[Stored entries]
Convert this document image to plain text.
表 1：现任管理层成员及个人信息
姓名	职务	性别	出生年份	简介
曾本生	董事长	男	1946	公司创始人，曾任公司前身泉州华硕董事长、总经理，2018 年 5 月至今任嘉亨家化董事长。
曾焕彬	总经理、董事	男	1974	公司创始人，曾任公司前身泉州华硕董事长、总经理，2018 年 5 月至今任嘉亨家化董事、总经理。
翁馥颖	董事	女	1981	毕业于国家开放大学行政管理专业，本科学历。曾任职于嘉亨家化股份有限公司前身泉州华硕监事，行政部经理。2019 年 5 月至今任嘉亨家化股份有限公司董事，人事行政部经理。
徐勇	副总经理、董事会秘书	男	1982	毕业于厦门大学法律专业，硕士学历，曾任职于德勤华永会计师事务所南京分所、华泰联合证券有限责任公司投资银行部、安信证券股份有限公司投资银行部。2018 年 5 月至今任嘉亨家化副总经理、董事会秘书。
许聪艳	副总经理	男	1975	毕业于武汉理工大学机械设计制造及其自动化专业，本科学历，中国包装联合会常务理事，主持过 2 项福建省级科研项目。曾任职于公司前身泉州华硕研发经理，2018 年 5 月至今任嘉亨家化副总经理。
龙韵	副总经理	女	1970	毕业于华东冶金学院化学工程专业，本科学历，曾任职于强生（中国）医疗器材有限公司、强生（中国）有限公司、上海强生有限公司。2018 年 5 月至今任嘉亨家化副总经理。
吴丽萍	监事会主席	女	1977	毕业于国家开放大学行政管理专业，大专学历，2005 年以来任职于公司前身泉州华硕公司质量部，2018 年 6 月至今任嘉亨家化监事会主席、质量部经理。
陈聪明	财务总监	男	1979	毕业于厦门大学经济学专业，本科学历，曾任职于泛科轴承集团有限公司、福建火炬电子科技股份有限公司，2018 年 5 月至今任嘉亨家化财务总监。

- [WHAT TO WORK ON] In full and verbatim, repeat the records given above.

- [THE SOLUTION]
Convert this document image to plain text.
表 1：现任管理层成员及个人信息
姓名	职务	性别	出生年份	简介
曾本生	董事长	男	1946	公司创始人，曾任公司前身泉州华硕董事长、总经理，2018 年 5 月至今任嘉亨家化董事长。
曾焕彬	总经理、董事	男	1974	公司创始人，曾任公司前身泉州华硕董事长、总经理，2018 年 5 月至今任嘉亨家化董事、总经理。
翁馥颖	董事	女	1981	毕业于国家开放大学行政管理专业，本科学历。曾任职于嘉亨家化股份有限公司前身泉州华硕监事，行政部经理。2019 年 5 月至今任嘉亨家化股份有限公司董事，人事行政部经理。
徐勇	副总经理、董事会秘书	男	1982	毕业于厦门大学法律专业，硕士学历，曾任职于德勤华永会计师事务所南京分所、华泰联合证券有限责任公司投资银行部、安信证券股份有限公司投资银行部。2018 年 5 月至今任嘉亨家化副总经理、董事会秘书。
许聪艳	副总经理	男	1975	毕业于武汉理工大学机械设计制造及其自动化专业，本科学历，中国包装联合会常务理事，主持过 2 项福建省级科研项目。曾任职于公司前身泉州华硕研发经理，2018 年 5 月至今任嘉亨家化副总经理。
龙韵	副总经理	女	1970	毕业于华东冶金学院化学工程专业，本科学历，曾任职于强生（中国）医疗器材有限公司、强生（中国）有限公司、上海强生有限公司。2018 年 5 月至今任嘉亨家化副总经理。
吴丽萍	监事会主席	女	1977	毕业于国家开放大学行政管理专业，大专学历，2005 年以来任职于公司前身泉州华硕公司质量部，2018 年 6 月至今任嘉亨家化监事会主席、质量部经理。
陈聪明	财务总监	男	1979	毕业于厦门大学经济学专业，本科学历，曾任职于泛科轴承集团有限公司、福建火炬电子科技股份有限公司，2018 年 5 月至今任嘉亨家化财务总监。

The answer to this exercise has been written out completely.